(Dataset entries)
%%
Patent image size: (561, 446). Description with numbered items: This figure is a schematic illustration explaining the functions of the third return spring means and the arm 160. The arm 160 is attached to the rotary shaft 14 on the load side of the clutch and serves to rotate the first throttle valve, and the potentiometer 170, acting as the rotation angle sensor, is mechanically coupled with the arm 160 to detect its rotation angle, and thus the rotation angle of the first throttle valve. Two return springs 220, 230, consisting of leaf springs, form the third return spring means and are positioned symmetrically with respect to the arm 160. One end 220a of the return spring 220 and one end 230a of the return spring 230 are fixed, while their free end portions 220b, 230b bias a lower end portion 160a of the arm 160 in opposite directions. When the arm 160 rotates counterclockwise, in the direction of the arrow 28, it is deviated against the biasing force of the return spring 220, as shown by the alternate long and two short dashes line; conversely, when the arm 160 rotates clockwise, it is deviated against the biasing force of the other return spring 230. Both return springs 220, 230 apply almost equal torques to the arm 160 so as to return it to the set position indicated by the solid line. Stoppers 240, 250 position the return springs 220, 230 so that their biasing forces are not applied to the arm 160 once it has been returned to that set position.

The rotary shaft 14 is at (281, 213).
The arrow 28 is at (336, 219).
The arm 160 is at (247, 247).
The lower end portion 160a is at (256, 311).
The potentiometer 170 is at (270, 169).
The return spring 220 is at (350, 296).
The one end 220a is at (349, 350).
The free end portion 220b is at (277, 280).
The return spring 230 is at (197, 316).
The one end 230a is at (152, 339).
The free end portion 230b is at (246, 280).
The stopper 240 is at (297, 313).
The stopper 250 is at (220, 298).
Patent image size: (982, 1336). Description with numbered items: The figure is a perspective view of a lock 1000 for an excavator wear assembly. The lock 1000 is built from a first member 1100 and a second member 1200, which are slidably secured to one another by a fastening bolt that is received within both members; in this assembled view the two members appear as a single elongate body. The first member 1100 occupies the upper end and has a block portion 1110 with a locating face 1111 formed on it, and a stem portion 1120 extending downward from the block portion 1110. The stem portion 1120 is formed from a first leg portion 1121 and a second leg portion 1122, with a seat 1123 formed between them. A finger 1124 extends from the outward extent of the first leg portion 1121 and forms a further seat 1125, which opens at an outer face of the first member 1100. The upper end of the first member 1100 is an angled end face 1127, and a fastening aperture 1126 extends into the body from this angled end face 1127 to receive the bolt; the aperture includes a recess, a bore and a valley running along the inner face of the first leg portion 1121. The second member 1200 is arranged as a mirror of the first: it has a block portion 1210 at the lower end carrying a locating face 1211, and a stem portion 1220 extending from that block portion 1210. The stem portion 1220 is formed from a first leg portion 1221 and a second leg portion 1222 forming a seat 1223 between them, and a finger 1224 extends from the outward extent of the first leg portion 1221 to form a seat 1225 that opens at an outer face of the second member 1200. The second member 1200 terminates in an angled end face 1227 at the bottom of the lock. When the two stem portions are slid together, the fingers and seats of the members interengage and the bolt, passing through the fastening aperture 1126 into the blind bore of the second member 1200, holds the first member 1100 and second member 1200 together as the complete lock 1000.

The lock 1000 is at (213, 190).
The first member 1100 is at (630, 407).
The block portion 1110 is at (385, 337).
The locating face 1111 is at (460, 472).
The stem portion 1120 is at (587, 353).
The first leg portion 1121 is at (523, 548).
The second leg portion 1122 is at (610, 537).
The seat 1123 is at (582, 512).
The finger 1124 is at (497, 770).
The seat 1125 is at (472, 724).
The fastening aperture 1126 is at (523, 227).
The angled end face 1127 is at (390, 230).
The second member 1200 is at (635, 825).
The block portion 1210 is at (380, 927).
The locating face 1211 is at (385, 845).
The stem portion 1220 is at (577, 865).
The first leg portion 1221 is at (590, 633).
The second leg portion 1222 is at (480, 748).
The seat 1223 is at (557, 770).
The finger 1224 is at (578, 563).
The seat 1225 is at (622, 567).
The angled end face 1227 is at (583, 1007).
%%
## [TASK TO COMPLETE]
Give the data above as a two-column CSV with the columns description and locations. Each description gets one row: its text goes in the first field and the position lines after it go in the second. Put every field in quotes and replace line breaks with spaces.

## [FINAL ANSWER]
description,locations
"Patent image size: (561, 446). Description with numbered items: This figure is a schematic illustration explaining the functions of the third return spring means and the arm 160. The arm 160 is attached to the rotary shaft 14 on the load side of the clutch and serves to rotate the first throttle valve, and the potentiometer 170, acting as the rotation angle sensor, is mechanically coupled with the arm 160 to detect its rotation angle, and thus the rotation angle of the first throttle valve. Two return springs 220, 230, consisting of leaf springs, form the third return spring means and are positioned symmetrically with respect to the arm 160. One end 220a of the return spring 220 and one end 230a of the return spring 230 are fixed, while their free end portions 220b, 230b bias a lower end portion 160a of the arm 160 in opposite directions. When the arm 160 rotates counterclockwise, in the direction of the arrow 28, it is deviated against the biasing force of the return spring 220, as shown by the alternate long and two short dashes line; conversely, when the arm 160 rotates clockwise, it is deviated against the biasing force of the other return spring 230. Both return springs 220, 230 apply almost equal torques to the arm 160 so as to return it to the set position indicated by the solid line. Stoppers 240, 250 position the return springs 220, 230 so that their biasing forces are not applied to the arm 160 once it has been returned to that set position.","The rotary shaft 14 is at (281, 213). The arrow 28 is at (336, 219). The arm 160 is at (247, 247). The lower end portion 160a is at (256, 311). The potentiometer 170 is at (270, 169). The return spring 220 is at (350, 296). The one end 220a is at (349, 350). The free end portion 220b is at (277, 280). The return spring 230 is at (197, 316). The one end 230a is at (152, 339). The free end portion 230b is at (246, 280). The stopper 240 is at (297, 313). The stopper 250 is at (220, 298)."
"Patent image size: (982, 1336). Description with numbered items: The figure is a perspective view of a lock 1000 for an excavator wear assembly. The lock 1000 is built from a first member 1100 and a second member 1200, which are slidably secured to one another by a fastening bolt that is received within both members; in this assembled view the two members appear as a single elongate body. The first member 1100 occupies the upper end and has a block portion 1110 with a locating face 1111 formed on it, and a stem portion 1120 extending downward from the block portion 1110. The stem portion 1120 is formed from a first leg portion 1121 and a second leg portion 1122, with a seat 1123 formed between them. A finger 1124 extends from the outward extent of the first leg portion 1121 and forms a further seat 1125, which opens at an outer face of the first member 1100. The upper end of the first member 1100 is an angled end face 1127, and a fastening aperture 1126 extends into the body from this angled end face 1127 to receive the bolt; the aperture includes a recess, a bore and a valley running along the inner face of the first leg portion 1121. The second member 1200 is arranged as a mirror of the first: it has a block portion 1210 at the lower end carrying a locating face 1211, and a stem portion 1220 extending from that block portion 1210. The stem portion 1220 is formed from a first leg portion 1221 and a second leg portion 1222 forming a seat 1223 between them, and a finger 1224 extends from the outward extent of the first leg portion 1221 to form a seat 1225 that opens at an outer face of the second member 1200. The second member 1200 terminates in an angled end face 1227 at the bottom of the lock. When the two stem portions are slid together, the fingers and seats of the members interengage and the bolt, passing through the fastening aperture 1126 into the blind bore of the second member 1200, holds the first member 1100 and second member 1200 together as the complete lock 1000.","The lock 1000 is at (213, 190). The first member 1100 is at (630, 407). The block portion 1110 is at (385, 337). The locating face 1111 is at (460, 472). The stem portion 1120 is at (587, 353). The first leg portion 1121 is at (523, 548). The second leg portion 1122 is at (610, 537). The seat 1123 is at (582, 512). The finger 1124 is at (497, 770). The seat 1125 is at (472, 724). The fastening aperture 1126 is at (523, 227). The angled end face 1127 is at (390, 230). The second member 1200 is at (635, 825). The block portion 1210 is at (380, 927). The locating face 1211 is at (385, 845). The stem portion 1220 is at (577, 865). The first leg portion 1221 is at (590, 633). The second leg portion 1222 is at (480, 748). The seat 1223 is at (557, 770). The finger 1224 is at (578, 563). The seat 1225 is at (622, 567). The angled end face 1227 is at (583, 1007)."